Start of TEXT SHOWN
Medicine & Nazism
The connection between German Physicians and the Nazi vision of a Master Race, and the Jewish doctors that combatted it.
This introductory book deals with the bonds created between German physicians and the Nazi biomedical vision based upon racial and eugenic conceptions. These ideological connections and the attitudes of many Nazi doctors, culminating in the actions of Mengele and other SS physicians in Auschwitz, may be described as a Medicalization of the Holocaust.
In July 1933, the sterilization law was enacted. Under the pretext of war, the Nazi modus operandi was changed to medical murder. It strove to stop the spread of hereditary diseases by gassing to death sick people judged unfit to be included among Aryan Germans. Although officially abandoned in summer 1941, Hitler used the expertise gained by the medical murderers to design the Final Solution. Nazi physicians operated the first annihilation camps like Treblinka, while others initiated the process of Ghettoization, arguing that the Jews were spreading epidemics.
End of TEXT SHOWN
Start of DATASET
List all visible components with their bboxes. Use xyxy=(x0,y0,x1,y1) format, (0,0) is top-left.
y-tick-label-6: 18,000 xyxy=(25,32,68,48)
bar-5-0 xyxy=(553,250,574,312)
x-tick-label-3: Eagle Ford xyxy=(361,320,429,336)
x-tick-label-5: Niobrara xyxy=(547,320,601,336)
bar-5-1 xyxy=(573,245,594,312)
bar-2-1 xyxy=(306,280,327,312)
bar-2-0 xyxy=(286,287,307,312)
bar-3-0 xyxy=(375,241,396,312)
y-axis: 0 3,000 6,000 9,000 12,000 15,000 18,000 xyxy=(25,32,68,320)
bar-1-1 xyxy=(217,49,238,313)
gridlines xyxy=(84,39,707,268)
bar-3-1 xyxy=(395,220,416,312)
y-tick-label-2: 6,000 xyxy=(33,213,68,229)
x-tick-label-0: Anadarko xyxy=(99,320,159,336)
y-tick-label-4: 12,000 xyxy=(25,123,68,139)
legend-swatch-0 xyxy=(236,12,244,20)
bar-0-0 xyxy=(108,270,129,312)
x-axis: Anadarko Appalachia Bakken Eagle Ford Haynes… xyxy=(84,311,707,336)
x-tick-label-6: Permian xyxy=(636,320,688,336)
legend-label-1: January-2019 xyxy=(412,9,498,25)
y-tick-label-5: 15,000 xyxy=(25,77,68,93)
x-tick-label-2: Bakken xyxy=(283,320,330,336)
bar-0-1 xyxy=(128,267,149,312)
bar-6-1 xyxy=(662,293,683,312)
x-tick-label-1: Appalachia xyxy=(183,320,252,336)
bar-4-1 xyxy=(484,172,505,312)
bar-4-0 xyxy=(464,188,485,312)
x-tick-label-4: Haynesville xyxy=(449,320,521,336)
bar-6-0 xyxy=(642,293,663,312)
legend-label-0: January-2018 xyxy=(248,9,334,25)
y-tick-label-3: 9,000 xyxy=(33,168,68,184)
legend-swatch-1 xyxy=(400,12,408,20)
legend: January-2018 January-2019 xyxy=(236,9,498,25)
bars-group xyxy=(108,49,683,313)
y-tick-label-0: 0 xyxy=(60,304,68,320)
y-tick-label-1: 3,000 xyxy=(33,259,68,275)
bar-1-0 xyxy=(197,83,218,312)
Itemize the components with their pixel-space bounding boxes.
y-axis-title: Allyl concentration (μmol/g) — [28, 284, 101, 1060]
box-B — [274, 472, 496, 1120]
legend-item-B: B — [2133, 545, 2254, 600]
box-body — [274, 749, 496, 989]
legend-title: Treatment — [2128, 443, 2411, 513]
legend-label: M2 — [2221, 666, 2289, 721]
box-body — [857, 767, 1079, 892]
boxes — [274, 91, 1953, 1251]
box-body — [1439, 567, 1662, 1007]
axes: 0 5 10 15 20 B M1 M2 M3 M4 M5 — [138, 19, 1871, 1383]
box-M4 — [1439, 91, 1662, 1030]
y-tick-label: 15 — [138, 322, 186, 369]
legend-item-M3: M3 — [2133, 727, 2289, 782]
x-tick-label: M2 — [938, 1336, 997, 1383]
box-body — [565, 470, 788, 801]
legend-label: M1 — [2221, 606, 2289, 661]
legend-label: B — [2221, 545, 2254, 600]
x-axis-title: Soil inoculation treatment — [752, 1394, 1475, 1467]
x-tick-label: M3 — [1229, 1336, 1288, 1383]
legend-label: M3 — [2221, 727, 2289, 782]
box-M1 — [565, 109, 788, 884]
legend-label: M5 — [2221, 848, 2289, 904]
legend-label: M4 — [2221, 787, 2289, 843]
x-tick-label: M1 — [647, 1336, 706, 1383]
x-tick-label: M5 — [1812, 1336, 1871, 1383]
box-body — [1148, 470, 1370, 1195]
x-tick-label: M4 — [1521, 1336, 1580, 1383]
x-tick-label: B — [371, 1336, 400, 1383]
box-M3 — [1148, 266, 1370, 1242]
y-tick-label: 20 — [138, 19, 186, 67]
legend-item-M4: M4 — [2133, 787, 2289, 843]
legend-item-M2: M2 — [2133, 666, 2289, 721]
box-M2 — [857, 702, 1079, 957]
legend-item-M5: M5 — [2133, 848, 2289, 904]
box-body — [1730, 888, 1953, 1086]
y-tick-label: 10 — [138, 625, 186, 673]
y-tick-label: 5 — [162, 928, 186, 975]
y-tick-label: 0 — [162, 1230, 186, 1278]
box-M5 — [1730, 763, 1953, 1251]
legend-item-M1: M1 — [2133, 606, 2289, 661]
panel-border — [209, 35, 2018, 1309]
End of DATASET
Retype the text about medicine and Nazism word for word, from its title through the final sentence.

Medicine & Nazism
The connection between German Physicians and the Nazi vision of a Master Race, and the Jewish doctors that combatted it.
This introductory book deals with the bonds created between German physicians and the Nazi biomedical vision based upon racial and eugenic conceptions. These ideological connections and the attitudes of many Nazi doctors, culminating in the actions of Mengele and other SS physicians in Auschwitz, may be described as a Medicalization of the Holocaust.
In July 1933, the sterilization law was enacted. Under the pretext of war, the Nazi modus operandi was changed to medical murder. It strove to stop the spread of hereditary diseases by gassing to death sick people judged unfit to be included among Aryan Germans. Although officially abandoned in summer 1941, Hitler used the expertise gained by the medical murderers to design the Final Solution. Nazi physicians operated the first annihilation camps like Treblinka, while others initiated the process of Ghettoization, arguing that the Jews were spreading epidemics.